- **EXERCISE DESCRIPTION**:
Extract the text of each entry below exactly, leaving every image behind.

Stored data

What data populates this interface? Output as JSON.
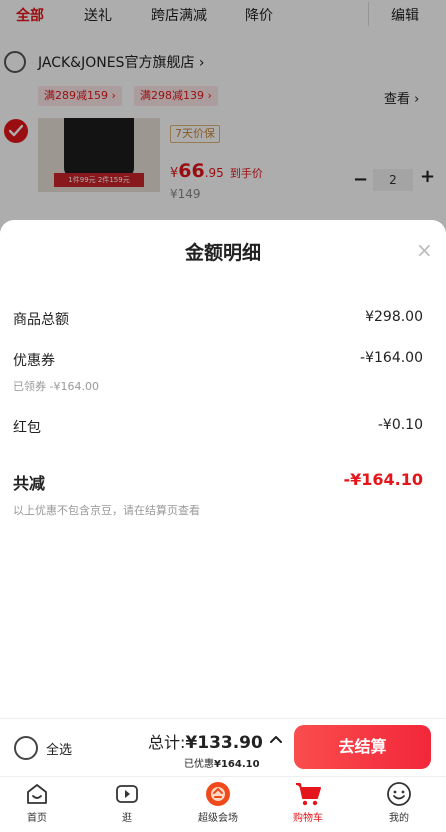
{
  "tabs": {
    "items": [
      "全部",
      "送礼",
      "跨店满减",
      "降价"
    ],
    "edit": "编辑"
  },
  "store": {
    "name": "JACK&JONES官方旗舰店 ›",
    "promos": [
      "满289减159 ›",
      "满298减139 ›"
    ],
    "view": "查看 ›"
  },
  "product": {
    "image_tag": "1件99元 2件159元",
    "guarantee": "7天价保",
    "price_symbol": "¥",
    "price_int": "66",
    "price_dec": ".95",
    "price_tag": "到手价",
    "orig_price": "¥149",
    "minus": "−",
    "quantity": "2",
    "plus": "+"
  },
  "sheet": {
    "title": "金额明细",
    "close": "×",
    "lines": {
      "goods_label": "商品总额",
      "goods_value": "¥298.00",
      "coupon_label": "优惠券",
      "coupon_value": "-¥164.00",
      "coupon_note": "已领券 -¥164.00",
      "redpacket_label": "红包",
      "redpacket_value": "-¥0.10",
      "total_label": "共减",
      "total_value": "-¥164.10",
      "footnote": "以上优惠不包含京豆，请在结算页查看"
    }
  },
  "checkout": {
    "select_all": "全选",
    "total_text": "总计:",
    "total_amount": "¥133.90",
    "discount_prefix": "已优惠",
    "discount_amount": "¥164.10",
    "button": "去结算"
  },
  "nav": {
    "items": [
      {
        "label": "首页",
        "icon": "home-icon"
      },
      {
        "label": "逛",
        "icon": "play-icon"
      },
      {
        "label": "超级会场",
        "icon": "venue-icon"
      },
      {
        "label": "购物车",
        "icon": "cart-icon"
      },
      {
        "label": "我的",
        "icon": "profile-icon"
      }
    ]
  },
  "colors": {
    "accent": "#e4161b",
    "promo_bg": "#fde8e8",
    "guarantee": "#c8883a",
    "button_start": "#fa4d4d",
    "button_end": "#f2273a"
  }
}
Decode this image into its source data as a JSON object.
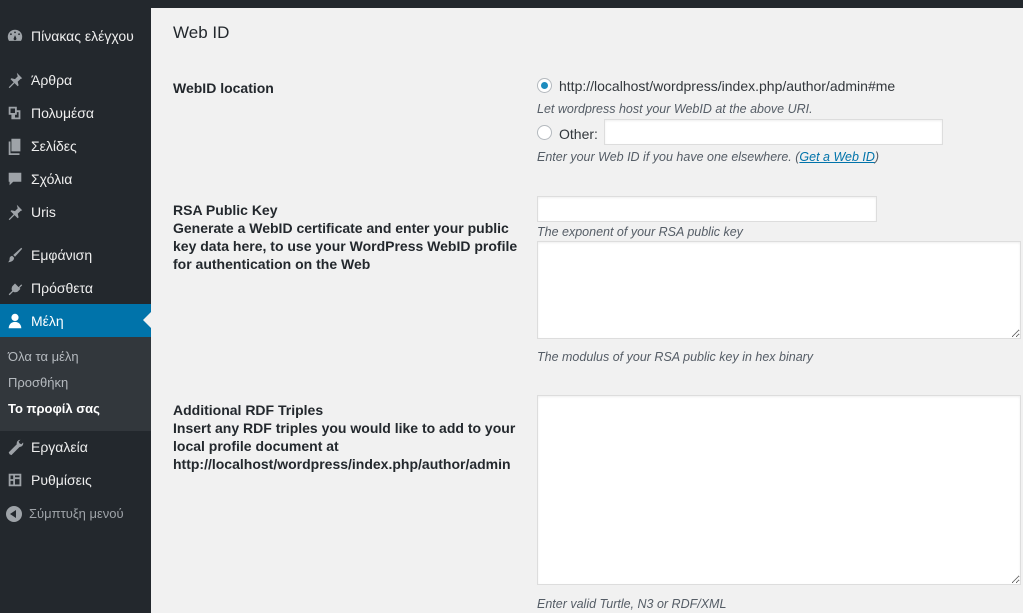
{
  "sidebar": {
    "items": [
      {
        "label": "Πίνακας ελέγχου",
        "icon": "dashboard-icon"
      },
      {
        "label": "Άρθρα",
        "icon": "pin-icon"
      },
      {
        "label": "Πολυμέσα",
        "icon": "media-icon"
      },
      {
        "label": "Σελίδες",
        "icon": "pages-icon"
      },
      {
        "label": "Σχόλια",
        "icon": "comments-icon"
      },
      {
        "label": "Uris",
        "icon": "pin-icon"
      },
      {
        "label": "Εμφάνιση",
        "icon": "brush-icon"
      },
      {
        "label": "Πρόσθετα",
        "icon": "plugin-icon"
      },
      {
        "label": "Μέλη",
        "icon": "users-icon",
        "active": true
      },
      {
        "label": "Εργαλεία",
        "icon": "wrench-icon"
      },
      {
        "label": "Ρυθμίσεις",
        "icon": "settings-icon"
      }
    ],
    "submenu": [
      {
        "label": "Όλα τα μέλη"
      },
      {
        "label": "Προσθήκη"
      },
      {
        "label": "Το προφίλ σας",
        "current": true
      }
    ],
    "collapse_label": "Σύμπτυξη μενού"
  },
  "content": {
    "section_title": "Web ID",
    "webid_location": {
      "label": "WebID location",
      "option_default_value": "http://localhost/wordpress/index.php/author/admin#me",
      "option_default_checked": true,
      "default_hint": "Let wordpress host your WebID at the above URI.",
      "option_other_label": "Other:",
      "other_value": "",
      "other_hint_prefix": "Enter your Web ID if you have one elsewhere. (",
      "other_hint_link": "Get a Web ID",
      "other_hint_suffix": ")"
    },
    "rsa": {
      "label": "RSA Public Key",
      "description": "Generate a WebID certificate and enter your public key data here, to use your WordPress WebID profile for authentication on the Web",
      "exponent_value": "",
      "exponent_hint": "The exponent of your RSA public key",
      "modulus_value": "",
      "modulus_hint": "The modulus of your RSA public key in hex binary"
    },
    "rdf": {
      "label": "Additional RDF Triples",
      "description": "Insert any RDF triples you would like to add to your local profile document at http://localhost/wordpress/index.php/author/admin",
      "value": "",
      "hint": "Enter valid Turtle, N3 or RDF/XML"
    }
  },
  "colors": {
    "sidebar_bg": "#23282d",
    "active_bg": "#0073aa",
    "content_bg": "#f1f1f1",
    "link": "#0073aa"
  }
}
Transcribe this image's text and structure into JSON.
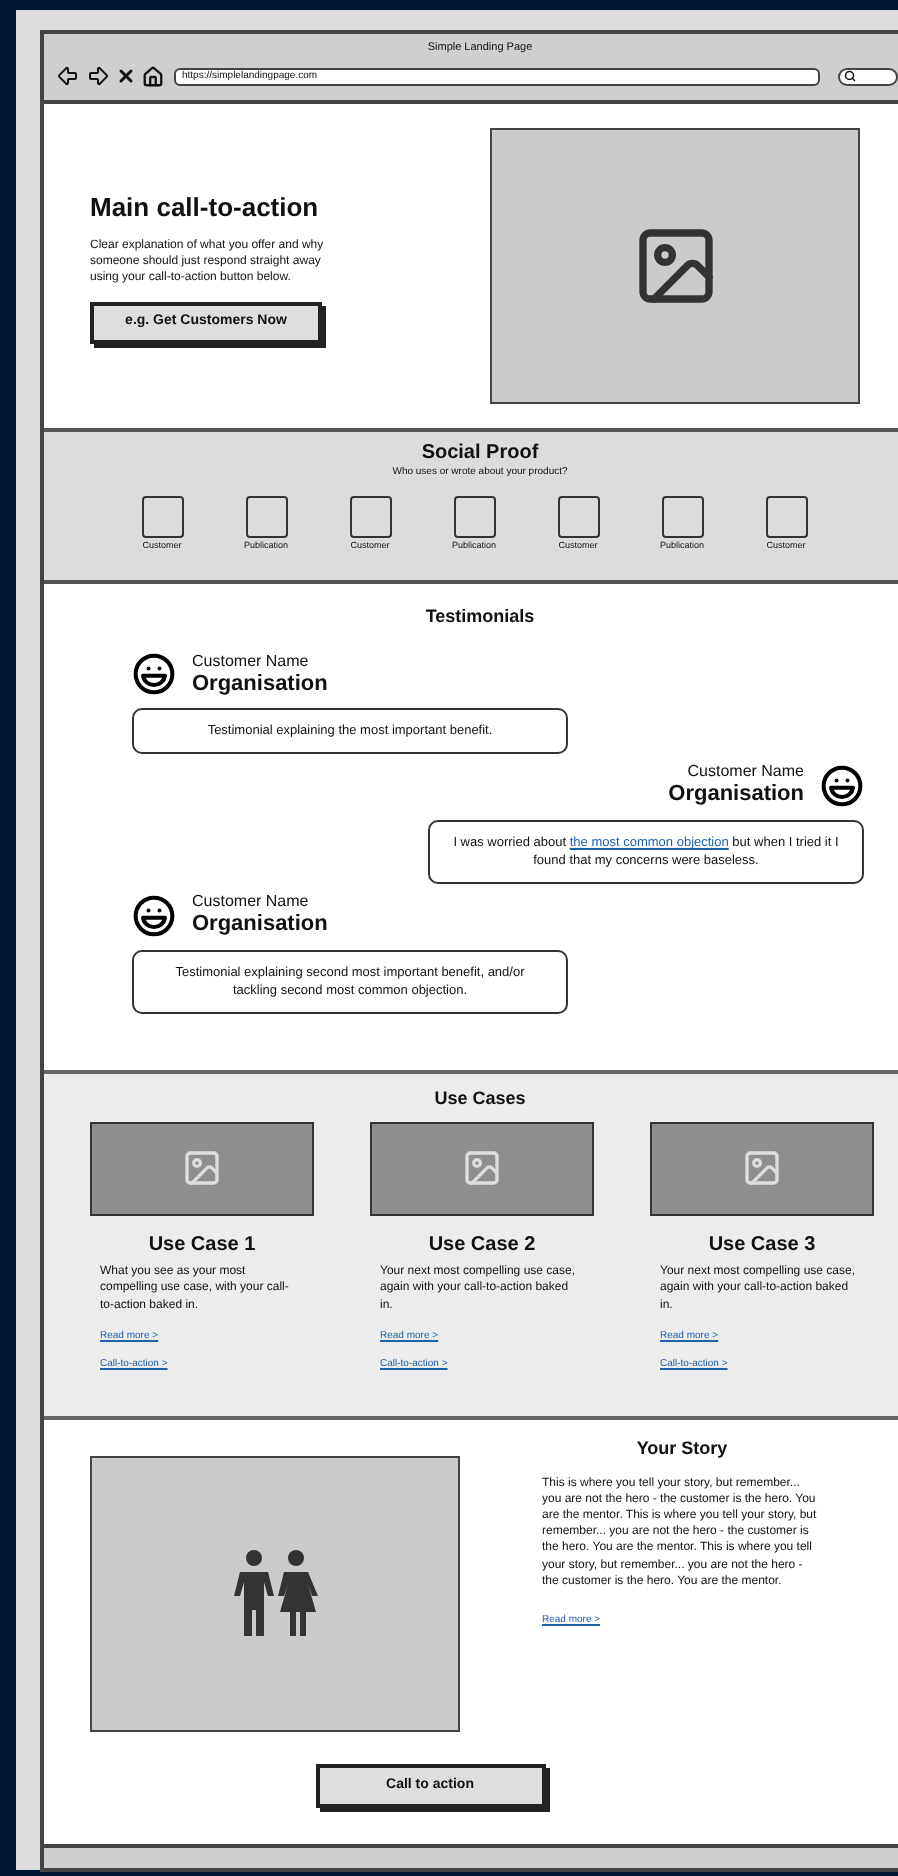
{
  "browser": {
    "title": "Simple Landing Page",
    "url": "https://simplelandingpage.com"
  },
  "hero": {
    "title": "Main call-to-action",
    "description": "Clear explanation of what you offer and why someone should just respond straight away using your call-to-action button below.",
    "button": "e.g. Get Customers Now"
  },
  "social_proof": {
    "title": "Social Proof",
    "subtitle": "Who uses or wrote about your product?",
    "logos": [
      {
        "label": "Customer"
      },
      {
        "label": "Publication"
      },
      {
        "label": "Customer"
      },
      {
        "label": "Publication"
      },
      {
        "label": "Customer"
      },
      {
        "label": "Publication"
      },
      {
        "label": "Customer"
      }
    ]
  },
  "testimonials": {
    "title": "Testimonials",
    "items": [
      {
        "kind": "left",
        "name": "Customer Name",
        "organisation": "Organisation",
        "text_before": "Testimonial explaining the most important benefit."
      },
      {
        "kind": "right",
        "name": "Customer Name",
        "organisation": "Organisation",
        "text_before": "I was worried about",
        "link": "the most common objection",
        "text_after": "but when I tried it I found that my concerns were baseless."
      },
      {
        "kind": "left",
        "name": "Customer Name",
        "organisation": "Organisation",
        "text_before": "Testimonial explaining second most important benefit, and/or tackling second most common objection."
      }
    ]
  },
  "use_cases": {
    "title": "Use Cases",
    "items": [
      {
        "title": "Use Case 1",
        "description": "What you see as your most compelling use case, with your call-to-action baked in.",
        "read_more": "Read more >",
        "cta": "Call-to-action >"
      },
      {
        "title": "Use Case 2",
        "description": "Your next most compelling use case, again with your call-to-action baked in.",
        "read_more": "Read more >",
        "cta": "Call-to-action >"
      },
      {
        "title": "Use Case 3",
        "description": "Your next most compelling use case, again with your call-to-action baked in.",
        "read_more": "Read more >",
        "cta": "Call-to-action >"
      }
    ]
  },
  "story": {
    "title": "Your Story",
    "text": "This is where you tell your story, but remember... you are not the hero - the customer is the hero. You are the mentor. This is where you tell your story, but remember... you are not the hero - the customer is the hero. You are the mentor. This is where you tell your story, but remember... you are not the hero - the customer is the hero. You are the mentor.",
    "read_more": "Read more >",
    "button": "Call to action"
  }
}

- **RESULT FOR THIS TASK**:
What data populates this interface? Output as JSON.
{
  "tabs": {
    "items": [
      "全部",
      "送礼",
      "跨店满减",
      "降价"
    ],
    "edit": "编辑"
  },
  "store": {
    "name": "JACK&JONES官方旗舰店 ›",
    "promos": [
      "满289减159 ›",
      "满298减139 ›"
    ],
    "view": "查看 ›"
  },
  "product": {
    "image_tag": "1件99元 2件159元",
    "guarantee": "7天价保",
    "price_symbol": "¥",
    "price_int": "66",
    "price_dec": ".95",
    "price_tag": "到手价",
    "orig_price": "¥149",
    "minus": "−",
    "quantity": "2",
    "plus": "+"
  },
  "sheet": {
    "title": "金额明细",
    "close": "×",
    "lines": {
      "goods_label": "商品总额",
      "goods_value": "¥298.00",
      "coupon_label": "优惠券",
      "coupon_value": "-¥164.00",
      "coupon_note": "已领券 -¥164.00",
      "redpacket_label": "红包",
      "redpacket_value": "-¥0.10",
      "total_label": "共减",
      "total_value": "-¥164.10",
      "footnote": "以上优惠不包含京豆，请在结算页查看"
    }
  },
  "checkout": {
    "select_all": "全选",
    "total_text": "总计:",
    "total_amount": "¥133.90",
    "discount_prefix": "已优惠",
    "discount_amount": "¥164.10",
    "button": "去结算"
  },
  "nav": {
    "items": [
      {
        "label": "首页",
        "icon": "home-icon"
      },
      {
        "label": "逛",
        "icon": "play-icon"
      },
      {
        "label": "超级会场",
        "icon": "venue-icon"
      },
      {
        "label": "购物车",
        "icon": "cart-icon"
      },
      {
        "label": "我的",
        "icon": "profile-icon"
      }
    ]
  },
  "colors": {
    "accent": "#e4161b",
    "promo_bg": "#fde8e8",
    "guarantee": "#c8883a",
    "button_start": "#fa4d4d",
    "button_end": "#f2273a"
  }
}
Decode this image into its source data as a JSON object.
{
  "sidebar": {
    "items": [
      {
        "label": "Πίνακας ελέγχου",
        "icon": "dashboard-icon"
      },
      {
        "label": "Άρθρα",
        "icon": "pin-icon"
      },
      {
        "label": "Πολυμέσα",
        "icon": "media-icon"
      },
      {
        "label": "Σελίδες",
        "icon": "pages-icon"
      },
      {
        "label": "Σχόλια",
        "icon": "comments-icon"
      },
      {
        "label": "Uris",
        "icon": "pin-icon"
      },
      {
        "label": "Εμφάνιση",
        "icon": "brush-icon"
      },
      {
        "label": "Πρόσθετα",
        "icon": "plugin-icon"
      },
      {
        "label": "Μέλη",
        "icon": "users-icon",
        "active": true
      },
      {
        "label": "Εργαλεία",
        "icon": "wrench-icon"
      },
      {
        "label": "Ρυθμίσεις",
        "icon": "settings-icon"
      }
    ],
    "submenu": [
      {
        "label": "Όλα τα μέλη"
      },
      {
        "label": "Προσθήκη"
      },
      {
        "label": "Το προφίλ σας",
        "current": true
      }
    ],
    "collapse_label": "Σύμπτυξη μενού"
  },
  "content": {
    "section_title": "Web ID",
    "webid_location": {
      "label": "WebID location",
      "option_default_value": "http://localhost/wordpress/index.php/author/admin#me",
      "option_default_checked": true,
      "default_hint": "Let wordpress host your WebID at the above URI.",
      "option_other_label": "Other:",
      "other_value": "",
      "other_hint_prefix": "Enter your Web ID if you have one elsewhere. (",
      "other_hint_link": "Get a Web ID",
      "other_hint_suffix": ")"
    },
    "rsa": {
      "label": "RSA Public Key",
      "description": "Generate a WebID certificate and enter your public key data here, to use your WordPress WebID profile for authentication on the Web",
      "exponent_value": "",
      "exponent_hint": "The exponent of your RSA public key",
      "modulus_value": "",
      "modulus_hint": "The modulus of your RSA public key in hex binary"
    },
    "rdf": {
      "label": "Additional RDF Triples",
      "description": "Insert any RDF triples you would like to add to your local profile document at http://localhost/wordpress/index.php/author/admin",
      "value": "",
      "hint": "Enter valid Turtle, N3 or RDF/XML"
    }
  },
  "colors": {
    "sidebar_bg": "#23282d",
    "active_bg": "#0073aa",
    "content_bg": "#f1f1f1",
    "link": "#0073aa"
  }
}
Transcribe this image's text and structure into JSON.
{
  "browser": {
    "title": "Simple Landing Page",
    "url": "https://simplelandingpage.com"
  },
  "hero": {
    "title": "Main call-to-action",
    "description": "Clear explanation of what you offer and why someone should just respond straight away using your call-to-action button below.",
    "button": "e.g. Get Customers Now"
  },
  "social_proof": {
    "title": "Social Proof",
    "subtitle": "Who uses or wrote about your product?",
    "logos": [
      {
        "label": "Customer"
      },
      {
        "label": "Publication"
      },
      {
        "label": "Customer"
      },
      {
        "label": "Publication"
      },
      {
        "label": "Customer"
      },
      {
        "label": "Publication"
      },
      {
        "label": "Customer"
      }
    ]
  },
  "testimonials": {
    "title": "Testimonials",
    "items": [
      {
        "kind": "left",
        "name": "Customer Name",
        "organisation": "Organisation",
        "text_before": "Testimonial explaining the most important benefit."
      },
      {
        "kind": "right",
        "name": "Customer Name",
        "organisation": "Organisation",
        "text_before": "I was worried about",
        "link": "the most common objection",
        "text_after": "but when I tried it I found that my concerns were baseless."
      },
      {
        "kind": "left",
        "name": "Customer Name",
        "organisation": "Organisation",
        "text_before": "Testimonial explaining second most important benefit, and/or tackling second most common objection."
      }
    ]
  },
  "use_cases": {
    "title": "Use Cases",
    "items": [
      {
        "title": "Use Case 1",
        "description": "What you see as your most compelling use case, with your call-to-action baked in.",
        "read_more": "Read more >",
        "cta": "Call-to-action >"
      },
      {
        "title": "Use Case 2",
        "description": "Your next most compelling use case, again with your call-to-action baked in.",
        "read_more": "Read more >",
        "cta": "Call-to-action >"
      },
      {
        "title": "Use Case 3",
        "description": "Your next most compelling use case, again with your call-to-action baked in.",
        "read_more": "Read more >",
        "cta": "Call-to-action >"
      }
    ]
  },
  "story": {
    "title": "Your Story",
    "text": "This is where you tell your story, but remember... you are not the hero - the customer is the hero. You are the mentor. This is where you tell your story, but remember... you are not the hero - the customer is the hero. You are the mentor. This is where you tell your story, but remember... you are not the hero - the customer is the hero. You are the mentor.",
    "read_more": "Read more >",
    "button": "Call to action"
  }
}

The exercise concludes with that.